# START OF INFORMATION GIVEN

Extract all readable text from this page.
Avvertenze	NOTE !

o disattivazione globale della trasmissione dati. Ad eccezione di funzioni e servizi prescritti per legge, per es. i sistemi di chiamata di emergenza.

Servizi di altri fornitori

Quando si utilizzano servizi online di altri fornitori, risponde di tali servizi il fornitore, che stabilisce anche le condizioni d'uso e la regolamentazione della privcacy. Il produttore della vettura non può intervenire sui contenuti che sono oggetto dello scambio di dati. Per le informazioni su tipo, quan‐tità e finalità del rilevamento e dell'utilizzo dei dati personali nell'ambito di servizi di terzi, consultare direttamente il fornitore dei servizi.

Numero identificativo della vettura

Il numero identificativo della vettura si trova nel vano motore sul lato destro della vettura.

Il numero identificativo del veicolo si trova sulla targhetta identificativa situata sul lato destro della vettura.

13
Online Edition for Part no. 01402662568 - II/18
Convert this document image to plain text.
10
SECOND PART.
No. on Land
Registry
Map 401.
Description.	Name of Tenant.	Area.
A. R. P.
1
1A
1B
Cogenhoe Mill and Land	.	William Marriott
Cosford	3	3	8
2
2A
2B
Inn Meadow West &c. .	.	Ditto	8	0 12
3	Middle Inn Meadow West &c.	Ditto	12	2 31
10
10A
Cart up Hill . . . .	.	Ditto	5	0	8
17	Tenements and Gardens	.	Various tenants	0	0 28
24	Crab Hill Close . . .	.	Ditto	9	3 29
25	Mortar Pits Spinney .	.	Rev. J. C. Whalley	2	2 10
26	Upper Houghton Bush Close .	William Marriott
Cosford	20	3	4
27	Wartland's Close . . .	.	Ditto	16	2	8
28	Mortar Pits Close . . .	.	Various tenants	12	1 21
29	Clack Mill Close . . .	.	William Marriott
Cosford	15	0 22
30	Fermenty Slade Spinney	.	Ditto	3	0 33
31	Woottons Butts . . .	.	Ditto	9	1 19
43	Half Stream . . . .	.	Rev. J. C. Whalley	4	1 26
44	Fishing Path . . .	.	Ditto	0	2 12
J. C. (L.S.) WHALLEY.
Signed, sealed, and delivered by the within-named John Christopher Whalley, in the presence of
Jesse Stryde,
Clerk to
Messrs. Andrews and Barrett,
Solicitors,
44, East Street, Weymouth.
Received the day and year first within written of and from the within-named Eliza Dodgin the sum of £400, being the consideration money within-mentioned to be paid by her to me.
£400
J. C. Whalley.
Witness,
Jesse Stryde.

# END OF INFORMATION GIVEN

THE EXERCISE
Working from the material above, retype it in its entirety without change.

TASK RESPONSE
Extract all readable text from this page.
Avvertenze	NOTE !

o disattivazione globale della trasmissione dati. Ad eccezione di funzioni e servizi prescritti per legge, per es. i sistemi di chiamata di emergenza.

Servizi di altri fornitori

Quando si utilizzano servizi online di altri fornitori, risponde di tali servizi il fornitore, che stabilisce anche le condizioni d'uso e la regolamentazione della privcacy. Il produttore della vettura non può intervenire sui contenuti che sono oggetto dello scambio di dati. Per le informazioni su tipo, quan‐tità e finalità del rilevamento e dell'utilizzo dei dati personali nell'ambito di servizi di terzi, consultare direttamente il fornitore dei servizi.

Numero identificativo della vettura

Il numero identificativo della vettura si trova nel vano motore sul lato destro della vettura.

Il numero identificativo del veicolo si trova sulla targhetta identificativa situata sul lato destro della vettura.

13
Online Edition for Part no. 01402662568 - II/18
Convert this document image to plain text.
10
SECOND PART.
No. on Land
Registry
Map 401.
Description.	Name of Tenant.	Area.
A. R. P.
1
1A
1B
Cogenhoe Mill and Land	.	William Marriott
Cosford	3	3	8
2
2A
2B
Inn Meadow West &c. .	.	Ditto	8	0 12
3	Middle Inn Meadow West &c.	Ditto	12	2 31
10
10A
Cart up Hill . . . .	.	Ditto	5	0	8
17	Tenements and Gardens	.	Various tenants	0	0 28
24	Crab Hill Close . . .	.	Ditto	9	3 29
25	Mortar Pits Spinney .	.	Rev. J. C. Whalley	2	2 10
26	Upper Houghton Bush Close .	William Marriott
Cosford	20	3	4
27	Wartland's Close . . .	.	Ditto	16	2	8
28	Mortar Pits Close . . .	.	Various tenants	12	1 21
29	Clack Mill Close . . .	.	William Marriott
Cosford	15	0 22
30	Fermenty Slade Spinney	.	Ditto	3	0 33
31	Woottons Butts . . .	.	Ditto	9	1 19
43	Half Stream . . . .	.	Rev. J. C. Whalley	4	1 26
44	Fishing Path . . .	.	Ditto	0	2 12
J. C. (L.S.) WHALLEY.
Signed, sealed, and delivered by the within-named John Christopher Whalley, in the presence of
Jesse Stryde,
Clerk to
Messrs. Andrews and Barrett,
Solicitors,
44, East Street, Weymouth.
Received the day and year first within written of and from the within-named Eliza Dodgin the sum of £400, being the consideration money within-mentioned to be paid by her to me.
£400
J. C. Whalley.
Witness,
Jesse Stryde.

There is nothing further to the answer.